%%
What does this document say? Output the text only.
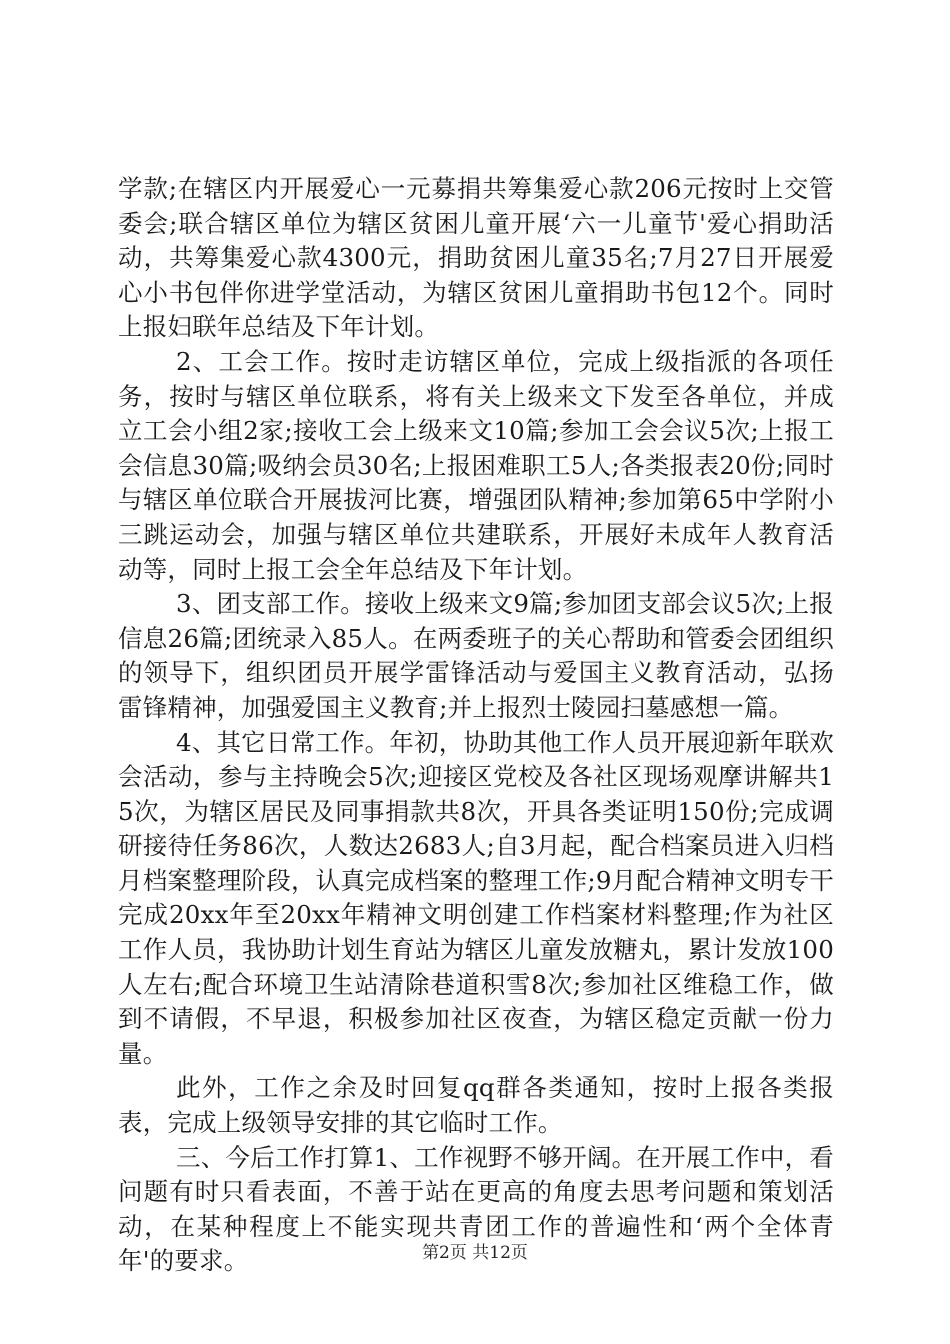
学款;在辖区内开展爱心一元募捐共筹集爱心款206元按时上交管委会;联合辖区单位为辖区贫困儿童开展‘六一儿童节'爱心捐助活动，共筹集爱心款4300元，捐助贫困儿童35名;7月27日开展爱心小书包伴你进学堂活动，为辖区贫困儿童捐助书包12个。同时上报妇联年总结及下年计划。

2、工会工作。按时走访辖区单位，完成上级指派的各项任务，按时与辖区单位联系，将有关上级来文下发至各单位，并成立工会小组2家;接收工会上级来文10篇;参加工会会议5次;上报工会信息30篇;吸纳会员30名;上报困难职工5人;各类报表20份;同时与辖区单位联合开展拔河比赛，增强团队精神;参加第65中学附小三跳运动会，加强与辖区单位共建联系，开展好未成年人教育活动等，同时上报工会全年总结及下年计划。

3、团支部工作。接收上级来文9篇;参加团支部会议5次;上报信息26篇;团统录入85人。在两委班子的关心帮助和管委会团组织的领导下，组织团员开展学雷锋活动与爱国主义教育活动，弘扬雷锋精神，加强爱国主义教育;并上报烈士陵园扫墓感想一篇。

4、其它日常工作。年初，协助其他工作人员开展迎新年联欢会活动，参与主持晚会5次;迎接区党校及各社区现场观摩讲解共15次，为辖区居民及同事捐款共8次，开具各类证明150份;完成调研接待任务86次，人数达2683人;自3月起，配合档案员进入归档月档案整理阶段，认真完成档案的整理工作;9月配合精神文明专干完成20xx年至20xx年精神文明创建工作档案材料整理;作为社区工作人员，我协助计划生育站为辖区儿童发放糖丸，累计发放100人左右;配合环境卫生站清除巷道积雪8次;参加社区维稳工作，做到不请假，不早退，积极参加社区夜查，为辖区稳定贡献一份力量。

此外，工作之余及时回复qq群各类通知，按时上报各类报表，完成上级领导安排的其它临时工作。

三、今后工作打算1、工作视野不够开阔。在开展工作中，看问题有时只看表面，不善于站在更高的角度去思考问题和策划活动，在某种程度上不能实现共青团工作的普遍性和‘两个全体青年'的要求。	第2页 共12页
%%
Pictures in the records above should not be copied. Repeat everything else exactly.

Right answer:
What does this document say? Output the text only.
学款;在辖区内开展爱心一元募捐共筹集爱心款206元按时上交管委会;联合辖区单位为辖区贫困儿童开展‘六一儿童节'爱心捐助活动，共筹集爱心款4300元，捐助贫困儿童35名;7月27日开展爱心小书包伴你进学堂活动，为辖区贫困儿童捐助书包12个。同时上报妇联年总结及下年计划。

2、工会工作。按时走访辖区单位，完成上级指派的各项任务，按时与辖区单位联系，将有关上级来文下发至各单位，并成立工会小组2家;接收工会上级来文10篇;参加工会会议5次;上报工会信息30篇;吸纳会员30名;上报困难职工5人;各类报表20份;同时与辖区单位联合开展拔河比赛，增强团队精神;参加第65中学附小三跳运动会，加强与辖区单位共建联系，开展好未成年人教育活动等，同时上报工会全年总结及下年计划。

3、团支部工作。接收上级来文9篇;参加团支部会议5次;上报信息26篇;团统录入85人。在两委班子的关心帮助和管委会团组织的领导下，组织团员开展学雷锋活动与爱国主义教育活动，弘扬雷锋精神，加强爱国主义教育;并上报烈士陵园扫墓感想一篇。

4、其它日常工作。年初，协助其他工作人员开展迎新年联欢会活动，参与主持晚会5次;迎接区党校及各社区现场观摩讲解共15次，为辖区居民及同事捐款共8次，开具各类证明150份;完成调研接待任务86次，人数达2683人;自3月起，配合档案员进入归档月档案整理阶段，认真完成档案的整理工作;9月配合精神文明专干完成20xx年至20xx年精神文明创建工作档案材料整理;作为社区工作人员，我协助计划生育站为辖区儿童发放糖丸，累计发放100人左右;配合环境卫生站清除巷道积雪8次;参加社区维稳工作，做到不请假，不早退，积极参加社区夜查，为辖区稳定贡献一份力量。

此外，工作之余及时回复qq群各类通知，按时上报各类报表，完成上级领导安排的其它临时工作。

三、今后工作打算1、工作视野不够开阔。在开展工作中，看问题有时只看表面，不善于站在更高的角度去思考问题和策划活动，在某种程度上不能实现共青团工作的普遍性和‘两个全体青年'的要求。	第2页 共12页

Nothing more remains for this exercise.